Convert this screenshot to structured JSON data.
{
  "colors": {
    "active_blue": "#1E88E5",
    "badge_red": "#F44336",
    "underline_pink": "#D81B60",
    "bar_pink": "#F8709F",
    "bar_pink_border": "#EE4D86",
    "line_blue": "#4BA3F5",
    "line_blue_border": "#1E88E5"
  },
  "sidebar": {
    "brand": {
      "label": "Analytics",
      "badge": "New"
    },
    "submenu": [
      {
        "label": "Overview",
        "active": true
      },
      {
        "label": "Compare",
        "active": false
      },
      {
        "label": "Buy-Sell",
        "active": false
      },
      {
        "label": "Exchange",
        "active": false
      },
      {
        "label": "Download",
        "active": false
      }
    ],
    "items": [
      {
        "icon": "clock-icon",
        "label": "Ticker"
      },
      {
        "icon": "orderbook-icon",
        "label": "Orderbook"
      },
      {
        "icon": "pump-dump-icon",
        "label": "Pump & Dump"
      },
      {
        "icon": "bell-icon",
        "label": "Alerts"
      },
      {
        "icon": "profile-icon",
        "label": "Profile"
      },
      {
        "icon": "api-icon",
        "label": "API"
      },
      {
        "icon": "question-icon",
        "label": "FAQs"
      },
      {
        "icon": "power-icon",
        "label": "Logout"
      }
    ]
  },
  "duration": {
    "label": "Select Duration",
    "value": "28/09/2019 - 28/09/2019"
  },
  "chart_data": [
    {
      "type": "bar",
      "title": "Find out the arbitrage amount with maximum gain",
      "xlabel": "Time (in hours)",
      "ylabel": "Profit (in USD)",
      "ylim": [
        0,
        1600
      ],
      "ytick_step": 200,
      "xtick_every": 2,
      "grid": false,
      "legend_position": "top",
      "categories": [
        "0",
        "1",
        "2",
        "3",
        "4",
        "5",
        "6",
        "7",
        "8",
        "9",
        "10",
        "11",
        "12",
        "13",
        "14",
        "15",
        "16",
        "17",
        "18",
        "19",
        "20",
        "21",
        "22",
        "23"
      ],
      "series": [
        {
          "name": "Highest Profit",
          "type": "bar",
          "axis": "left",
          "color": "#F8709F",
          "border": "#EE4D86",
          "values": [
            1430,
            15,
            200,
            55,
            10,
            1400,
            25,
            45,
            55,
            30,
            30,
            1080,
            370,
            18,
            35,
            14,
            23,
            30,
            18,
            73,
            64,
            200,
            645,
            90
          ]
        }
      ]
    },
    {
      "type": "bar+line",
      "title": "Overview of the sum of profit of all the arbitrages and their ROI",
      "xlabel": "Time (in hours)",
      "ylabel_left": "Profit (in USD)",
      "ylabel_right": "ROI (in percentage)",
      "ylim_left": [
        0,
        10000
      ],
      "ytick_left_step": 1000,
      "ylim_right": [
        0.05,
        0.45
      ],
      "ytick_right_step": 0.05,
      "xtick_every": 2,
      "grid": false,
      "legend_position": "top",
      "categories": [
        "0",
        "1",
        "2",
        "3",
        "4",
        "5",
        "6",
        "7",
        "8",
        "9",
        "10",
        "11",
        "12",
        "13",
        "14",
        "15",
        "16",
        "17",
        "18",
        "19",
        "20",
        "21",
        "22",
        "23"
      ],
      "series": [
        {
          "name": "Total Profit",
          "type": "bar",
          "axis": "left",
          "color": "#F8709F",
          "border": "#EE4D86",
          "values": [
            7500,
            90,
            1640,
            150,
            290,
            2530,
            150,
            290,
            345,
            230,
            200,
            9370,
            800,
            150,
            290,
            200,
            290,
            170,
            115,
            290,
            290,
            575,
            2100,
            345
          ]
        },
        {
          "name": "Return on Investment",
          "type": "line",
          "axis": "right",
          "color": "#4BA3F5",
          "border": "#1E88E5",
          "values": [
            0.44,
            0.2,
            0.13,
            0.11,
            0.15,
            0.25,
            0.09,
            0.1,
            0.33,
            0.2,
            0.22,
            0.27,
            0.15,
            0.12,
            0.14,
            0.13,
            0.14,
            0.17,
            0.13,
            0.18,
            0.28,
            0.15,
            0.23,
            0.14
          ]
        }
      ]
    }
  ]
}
────────
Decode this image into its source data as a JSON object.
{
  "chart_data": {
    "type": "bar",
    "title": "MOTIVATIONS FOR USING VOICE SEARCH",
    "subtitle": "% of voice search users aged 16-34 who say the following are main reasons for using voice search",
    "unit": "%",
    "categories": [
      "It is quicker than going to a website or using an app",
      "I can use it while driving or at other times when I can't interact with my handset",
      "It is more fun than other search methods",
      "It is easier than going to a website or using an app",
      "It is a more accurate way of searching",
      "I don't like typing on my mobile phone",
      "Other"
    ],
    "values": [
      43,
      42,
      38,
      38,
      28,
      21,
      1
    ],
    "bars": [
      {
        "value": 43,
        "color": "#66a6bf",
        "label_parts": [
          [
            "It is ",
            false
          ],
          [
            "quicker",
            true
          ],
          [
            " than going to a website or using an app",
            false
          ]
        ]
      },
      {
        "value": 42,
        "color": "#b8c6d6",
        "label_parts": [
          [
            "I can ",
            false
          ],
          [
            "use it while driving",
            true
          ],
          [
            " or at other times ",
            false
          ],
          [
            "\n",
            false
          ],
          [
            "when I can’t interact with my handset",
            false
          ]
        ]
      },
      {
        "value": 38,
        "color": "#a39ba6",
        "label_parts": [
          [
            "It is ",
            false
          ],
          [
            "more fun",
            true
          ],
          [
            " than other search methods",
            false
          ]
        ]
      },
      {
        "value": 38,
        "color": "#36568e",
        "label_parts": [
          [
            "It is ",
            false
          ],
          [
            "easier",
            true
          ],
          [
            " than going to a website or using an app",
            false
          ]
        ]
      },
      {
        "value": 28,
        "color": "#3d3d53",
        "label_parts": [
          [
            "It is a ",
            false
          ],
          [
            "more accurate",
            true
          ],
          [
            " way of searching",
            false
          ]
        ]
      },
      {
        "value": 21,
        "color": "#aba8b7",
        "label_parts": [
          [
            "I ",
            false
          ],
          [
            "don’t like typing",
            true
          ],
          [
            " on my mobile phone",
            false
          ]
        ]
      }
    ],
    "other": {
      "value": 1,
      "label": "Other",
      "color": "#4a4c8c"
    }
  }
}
────────
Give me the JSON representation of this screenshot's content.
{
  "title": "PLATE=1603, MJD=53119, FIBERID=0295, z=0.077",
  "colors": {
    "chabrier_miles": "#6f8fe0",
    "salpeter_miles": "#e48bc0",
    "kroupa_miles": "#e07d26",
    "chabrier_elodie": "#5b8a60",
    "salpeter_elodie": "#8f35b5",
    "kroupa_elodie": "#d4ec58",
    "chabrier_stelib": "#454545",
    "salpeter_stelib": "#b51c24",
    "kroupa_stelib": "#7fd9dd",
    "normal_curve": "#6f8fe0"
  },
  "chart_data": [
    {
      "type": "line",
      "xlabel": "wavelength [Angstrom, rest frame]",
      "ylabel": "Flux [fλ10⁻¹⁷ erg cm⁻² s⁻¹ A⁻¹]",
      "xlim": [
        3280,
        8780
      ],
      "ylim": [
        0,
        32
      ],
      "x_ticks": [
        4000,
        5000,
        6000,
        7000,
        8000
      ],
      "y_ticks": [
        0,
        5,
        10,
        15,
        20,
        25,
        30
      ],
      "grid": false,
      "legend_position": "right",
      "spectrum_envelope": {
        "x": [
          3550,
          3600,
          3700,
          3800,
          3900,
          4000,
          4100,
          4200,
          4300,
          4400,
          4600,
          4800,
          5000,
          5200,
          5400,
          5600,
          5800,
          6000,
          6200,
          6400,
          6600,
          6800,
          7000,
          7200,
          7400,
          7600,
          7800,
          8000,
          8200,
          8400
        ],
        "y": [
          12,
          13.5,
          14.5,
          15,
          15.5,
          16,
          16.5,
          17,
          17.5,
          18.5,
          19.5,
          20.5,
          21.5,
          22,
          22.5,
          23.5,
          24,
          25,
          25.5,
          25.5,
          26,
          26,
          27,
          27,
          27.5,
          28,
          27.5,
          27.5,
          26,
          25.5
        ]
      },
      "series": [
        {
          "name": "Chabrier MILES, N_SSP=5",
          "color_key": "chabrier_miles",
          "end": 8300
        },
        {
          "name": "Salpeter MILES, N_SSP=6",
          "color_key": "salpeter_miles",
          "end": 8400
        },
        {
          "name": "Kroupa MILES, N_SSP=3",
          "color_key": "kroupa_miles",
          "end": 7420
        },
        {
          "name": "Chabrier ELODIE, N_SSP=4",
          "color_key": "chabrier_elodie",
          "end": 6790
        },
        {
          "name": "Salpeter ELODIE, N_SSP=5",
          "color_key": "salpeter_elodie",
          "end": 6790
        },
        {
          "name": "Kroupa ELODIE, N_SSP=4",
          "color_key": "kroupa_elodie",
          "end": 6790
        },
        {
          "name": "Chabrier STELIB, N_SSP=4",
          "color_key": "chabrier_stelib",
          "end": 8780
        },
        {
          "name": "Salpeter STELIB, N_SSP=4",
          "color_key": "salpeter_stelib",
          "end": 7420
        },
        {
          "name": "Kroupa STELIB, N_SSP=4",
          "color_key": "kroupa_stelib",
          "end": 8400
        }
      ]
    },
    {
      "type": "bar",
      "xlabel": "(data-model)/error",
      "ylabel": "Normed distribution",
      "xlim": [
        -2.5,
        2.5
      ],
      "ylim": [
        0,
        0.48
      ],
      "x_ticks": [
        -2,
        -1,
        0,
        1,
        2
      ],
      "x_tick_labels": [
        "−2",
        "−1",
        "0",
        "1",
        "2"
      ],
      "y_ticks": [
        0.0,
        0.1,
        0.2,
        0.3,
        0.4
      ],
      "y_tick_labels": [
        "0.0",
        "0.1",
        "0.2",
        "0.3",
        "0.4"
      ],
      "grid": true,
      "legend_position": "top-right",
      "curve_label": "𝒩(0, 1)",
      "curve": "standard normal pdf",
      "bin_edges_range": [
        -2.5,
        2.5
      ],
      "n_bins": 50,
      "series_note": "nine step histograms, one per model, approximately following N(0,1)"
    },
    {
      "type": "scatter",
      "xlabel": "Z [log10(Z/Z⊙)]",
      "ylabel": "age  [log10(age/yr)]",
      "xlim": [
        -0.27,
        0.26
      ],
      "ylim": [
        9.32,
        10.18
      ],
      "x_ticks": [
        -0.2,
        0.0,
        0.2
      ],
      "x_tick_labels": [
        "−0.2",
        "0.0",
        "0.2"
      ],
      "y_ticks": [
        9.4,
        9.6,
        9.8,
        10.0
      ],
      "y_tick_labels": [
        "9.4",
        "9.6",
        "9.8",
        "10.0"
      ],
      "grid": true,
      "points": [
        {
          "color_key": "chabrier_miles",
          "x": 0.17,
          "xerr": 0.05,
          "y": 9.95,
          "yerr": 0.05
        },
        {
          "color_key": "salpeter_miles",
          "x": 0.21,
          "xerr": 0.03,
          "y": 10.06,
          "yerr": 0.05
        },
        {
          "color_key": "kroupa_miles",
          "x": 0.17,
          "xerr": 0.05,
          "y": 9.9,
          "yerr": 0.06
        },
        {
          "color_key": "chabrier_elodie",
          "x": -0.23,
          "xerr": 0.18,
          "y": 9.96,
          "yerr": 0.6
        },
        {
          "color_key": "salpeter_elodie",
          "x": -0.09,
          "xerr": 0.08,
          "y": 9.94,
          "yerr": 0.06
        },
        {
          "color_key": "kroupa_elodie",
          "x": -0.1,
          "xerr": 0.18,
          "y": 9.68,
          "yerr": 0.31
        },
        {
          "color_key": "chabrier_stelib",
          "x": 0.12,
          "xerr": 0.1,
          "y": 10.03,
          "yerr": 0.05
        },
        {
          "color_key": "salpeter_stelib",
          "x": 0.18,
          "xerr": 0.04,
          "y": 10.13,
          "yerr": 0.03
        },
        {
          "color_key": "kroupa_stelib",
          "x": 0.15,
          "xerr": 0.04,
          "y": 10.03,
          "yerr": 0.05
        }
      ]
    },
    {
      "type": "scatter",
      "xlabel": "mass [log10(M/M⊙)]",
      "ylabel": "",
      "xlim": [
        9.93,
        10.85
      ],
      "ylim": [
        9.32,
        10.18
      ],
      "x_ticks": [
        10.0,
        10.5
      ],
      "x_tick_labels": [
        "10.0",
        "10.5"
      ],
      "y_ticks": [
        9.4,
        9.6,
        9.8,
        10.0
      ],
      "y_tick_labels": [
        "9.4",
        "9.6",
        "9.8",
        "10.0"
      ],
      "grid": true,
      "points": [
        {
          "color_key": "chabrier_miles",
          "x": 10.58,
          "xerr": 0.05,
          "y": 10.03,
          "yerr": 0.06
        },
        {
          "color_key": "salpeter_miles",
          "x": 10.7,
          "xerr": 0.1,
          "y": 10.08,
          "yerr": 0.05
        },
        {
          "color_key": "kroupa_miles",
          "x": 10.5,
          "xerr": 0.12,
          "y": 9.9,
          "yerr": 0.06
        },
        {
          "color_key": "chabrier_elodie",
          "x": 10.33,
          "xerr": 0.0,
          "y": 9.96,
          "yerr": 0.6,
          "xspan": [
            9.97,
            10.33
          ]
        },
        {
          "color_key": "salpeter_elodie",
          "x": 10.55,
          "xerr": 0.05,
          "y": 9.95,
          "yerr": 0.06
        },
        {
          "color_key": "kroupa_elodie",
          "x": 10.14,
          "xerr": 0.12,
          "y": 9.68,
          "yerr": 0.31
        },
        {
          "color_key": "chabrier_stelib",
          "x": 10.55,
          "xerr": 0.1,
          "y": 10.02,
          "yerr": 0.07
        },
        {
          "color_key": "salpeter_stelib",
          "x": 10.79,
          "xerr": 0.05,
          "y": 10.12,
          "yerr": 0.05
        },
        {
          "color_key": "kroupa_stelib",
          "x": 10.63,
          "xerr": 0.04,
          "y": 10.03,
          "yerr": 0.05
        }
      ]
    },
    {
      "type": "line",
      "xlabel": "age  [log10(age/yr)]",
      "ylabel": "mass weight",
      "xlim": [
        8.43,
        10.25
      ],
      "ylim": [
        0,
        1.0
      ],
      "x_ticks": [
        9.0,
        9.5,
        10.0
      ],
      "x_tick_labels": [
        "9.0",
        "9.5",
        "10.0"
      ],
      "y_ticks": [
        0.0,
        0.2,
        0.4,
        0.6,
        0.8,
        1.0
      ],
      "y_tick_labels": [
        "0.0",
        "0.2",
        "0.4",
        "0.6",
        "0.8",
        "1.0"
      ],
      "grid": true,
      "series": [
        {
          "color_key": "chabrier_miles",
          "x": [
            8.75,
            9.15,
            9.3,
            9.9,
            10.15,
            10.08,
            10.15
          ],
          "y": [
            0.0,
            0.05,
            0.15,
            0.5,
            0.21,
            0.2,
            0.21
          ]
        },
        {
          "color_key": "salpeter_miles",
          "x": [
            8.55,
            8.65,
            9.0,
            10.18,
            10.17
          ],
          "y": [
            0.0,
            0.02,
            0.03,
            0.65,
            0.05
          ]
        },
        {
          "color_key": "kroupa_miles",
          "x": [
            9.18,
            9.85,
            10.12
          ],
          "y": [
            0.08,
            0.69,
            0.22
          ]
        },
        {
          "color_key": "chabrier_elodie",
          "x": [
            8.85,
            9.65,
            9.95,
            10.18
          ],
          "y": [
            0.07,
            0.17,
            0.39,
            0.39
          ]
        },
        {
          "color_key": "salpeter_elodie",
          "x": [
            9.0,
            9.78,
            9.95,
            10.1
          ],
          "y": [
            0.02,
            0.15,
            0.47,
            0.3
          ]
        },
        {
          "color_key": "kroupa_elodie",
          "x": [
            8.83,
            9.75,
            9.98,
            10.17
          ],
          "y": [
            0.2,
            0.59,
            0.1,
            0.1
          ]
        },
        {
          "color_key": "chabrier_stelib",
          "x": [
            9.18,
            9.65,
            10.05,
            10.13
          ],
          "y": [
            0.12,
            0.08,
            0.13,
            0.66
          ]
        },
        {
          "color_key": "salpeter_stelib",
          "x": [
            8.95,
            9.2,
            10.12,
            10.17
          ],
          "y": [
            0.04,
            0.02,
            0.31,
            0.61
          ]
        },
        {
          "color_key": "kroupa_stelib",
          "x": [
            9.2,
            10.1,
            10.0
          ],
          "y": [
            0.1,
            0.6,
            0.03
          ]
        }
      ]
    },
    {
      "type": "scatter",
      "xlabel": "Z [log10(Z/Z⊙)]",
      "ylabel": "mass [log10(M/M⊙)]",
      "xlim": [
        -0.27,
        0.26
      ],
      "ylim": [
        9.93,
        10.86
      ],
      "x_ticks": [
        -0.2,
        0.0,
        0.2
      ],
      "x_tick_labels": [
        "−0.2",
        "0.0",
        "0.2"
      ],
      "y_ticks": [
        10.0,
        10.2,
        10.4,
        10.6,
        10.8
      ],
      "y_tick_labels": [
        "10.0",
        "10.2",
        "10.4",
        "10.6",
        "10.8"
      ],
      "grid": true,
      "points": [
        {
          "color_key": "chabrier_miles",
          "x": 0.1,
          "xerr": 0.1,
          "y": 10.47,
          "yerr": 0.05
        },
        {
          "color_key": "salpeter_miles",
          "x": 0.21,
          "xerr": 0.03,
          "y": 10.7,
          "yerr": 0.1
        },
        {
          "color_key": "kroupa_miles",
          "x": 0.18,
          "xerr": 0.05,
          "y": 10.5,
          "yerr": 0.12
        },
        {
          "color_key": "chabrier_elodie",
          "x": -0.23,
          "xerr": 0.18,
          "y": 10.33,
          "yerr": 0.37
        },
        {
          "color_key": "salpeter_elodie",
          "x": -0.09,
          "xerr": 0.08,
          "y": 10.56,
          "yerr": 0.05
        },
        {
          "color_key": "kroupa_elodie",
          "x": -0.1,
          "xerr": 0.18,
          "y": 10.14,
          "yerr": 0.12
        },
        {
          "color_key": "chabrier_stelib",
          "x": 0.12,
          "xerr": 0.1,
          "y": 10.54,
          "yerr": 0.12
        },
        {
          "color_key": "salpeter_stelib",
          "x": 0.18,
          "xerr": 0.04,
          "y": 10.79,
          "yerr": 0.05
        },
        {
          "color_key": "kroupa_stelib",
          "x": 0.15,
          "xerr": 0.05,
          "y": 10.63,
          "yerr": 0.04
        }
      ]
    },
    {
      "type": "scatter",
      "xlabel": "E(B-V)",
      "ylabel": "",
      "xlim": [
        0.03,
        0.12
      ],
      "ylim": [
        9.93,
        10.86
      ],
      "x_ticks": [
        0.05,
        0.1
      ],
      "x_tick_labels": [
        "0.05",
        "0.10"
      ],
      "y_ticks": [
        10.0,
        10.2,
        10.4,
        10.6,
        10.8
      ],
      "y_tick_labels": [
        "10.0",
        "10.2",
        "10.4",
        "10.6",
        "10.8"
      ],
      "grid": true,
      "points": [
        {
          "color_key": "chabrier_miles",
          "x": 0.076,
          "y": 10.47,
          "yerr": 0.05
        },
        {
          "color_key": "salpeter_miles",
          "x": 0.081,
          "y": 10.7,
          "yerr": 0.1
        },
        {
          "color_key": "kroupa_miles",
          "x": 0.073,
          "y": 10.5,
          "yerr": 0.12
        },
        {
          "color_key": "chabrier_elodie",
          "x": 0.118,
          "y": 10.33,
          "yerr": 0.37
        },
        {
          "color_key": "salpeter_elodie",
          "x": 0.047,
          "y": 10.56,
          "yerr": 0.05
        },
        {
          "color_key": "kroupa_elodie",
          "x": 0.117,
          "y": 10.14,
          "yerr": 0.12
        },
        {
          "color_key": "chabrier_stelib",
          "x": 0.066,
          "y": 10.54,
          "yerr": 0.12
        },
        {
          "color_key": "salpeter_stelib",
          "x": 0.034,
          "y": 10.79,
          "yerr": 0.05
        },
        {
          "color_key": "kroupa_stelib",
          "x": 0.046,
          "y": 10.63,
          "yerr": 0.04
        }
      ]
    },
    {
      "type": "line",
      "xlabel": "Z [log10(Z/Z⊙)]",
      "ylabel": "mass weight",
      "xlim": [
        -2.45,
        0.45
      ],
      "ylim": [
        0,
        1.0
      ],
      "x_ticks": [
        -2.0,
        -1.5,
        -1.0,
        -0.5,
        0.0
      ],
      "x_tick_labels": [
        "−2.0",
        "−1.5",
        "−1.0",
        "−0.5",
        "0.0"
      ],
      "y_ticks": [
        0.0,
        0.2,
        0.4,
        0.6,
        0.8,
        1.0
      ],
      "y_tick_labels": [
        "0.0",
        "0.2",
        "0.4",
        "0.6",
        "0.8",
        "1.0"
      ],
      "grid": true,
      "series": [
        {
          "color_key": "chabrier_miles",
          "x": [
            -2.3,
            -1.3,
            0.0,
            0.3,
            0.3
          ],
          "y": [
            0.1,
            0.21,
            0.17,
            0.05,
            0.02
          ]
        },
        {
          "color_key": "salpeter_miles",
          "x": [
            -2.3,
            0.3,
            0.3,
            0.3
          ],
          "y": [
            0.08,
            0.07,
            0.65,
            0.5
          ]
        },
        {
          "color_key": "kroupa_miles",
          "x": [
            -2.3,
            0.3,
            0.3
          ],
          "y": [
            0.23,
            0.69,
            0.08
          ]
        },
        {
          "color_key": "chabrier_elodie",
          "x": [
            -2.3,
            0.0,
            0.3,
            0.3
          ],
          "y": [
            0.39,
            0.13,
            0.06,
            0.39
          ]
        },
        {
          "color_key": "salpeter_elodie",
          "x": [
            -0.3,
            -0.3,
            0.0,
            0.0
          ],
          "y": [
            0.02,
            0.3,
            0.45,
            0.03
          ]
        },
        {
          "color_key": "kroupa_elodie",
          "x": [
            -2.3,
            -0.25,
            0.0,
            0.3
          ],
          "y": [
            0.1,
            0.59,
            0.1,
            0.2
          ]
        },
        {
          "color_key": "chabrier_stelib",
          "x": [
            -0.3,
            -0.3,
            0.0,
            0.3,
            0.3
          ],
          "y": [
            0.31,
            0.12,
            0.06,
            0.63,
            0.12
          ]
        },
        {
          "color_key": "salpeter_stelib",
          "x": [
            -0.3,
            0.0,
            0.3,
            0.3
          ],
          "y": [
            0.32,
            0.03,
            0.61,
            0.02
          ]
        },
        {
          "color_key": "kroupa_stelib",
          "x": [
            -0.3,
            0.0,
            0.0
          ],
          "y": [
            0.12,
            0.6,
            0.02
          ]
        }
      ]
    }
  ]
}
────────
▸ **Given request**: Pick out all lines containing the string "going".

▸ **Full response**:
      "It is quicker than going to a website or using an app",
      "It is easier than going to a website or using an app",
            " than going to a website or using an app",
            " than going to a website or using an app",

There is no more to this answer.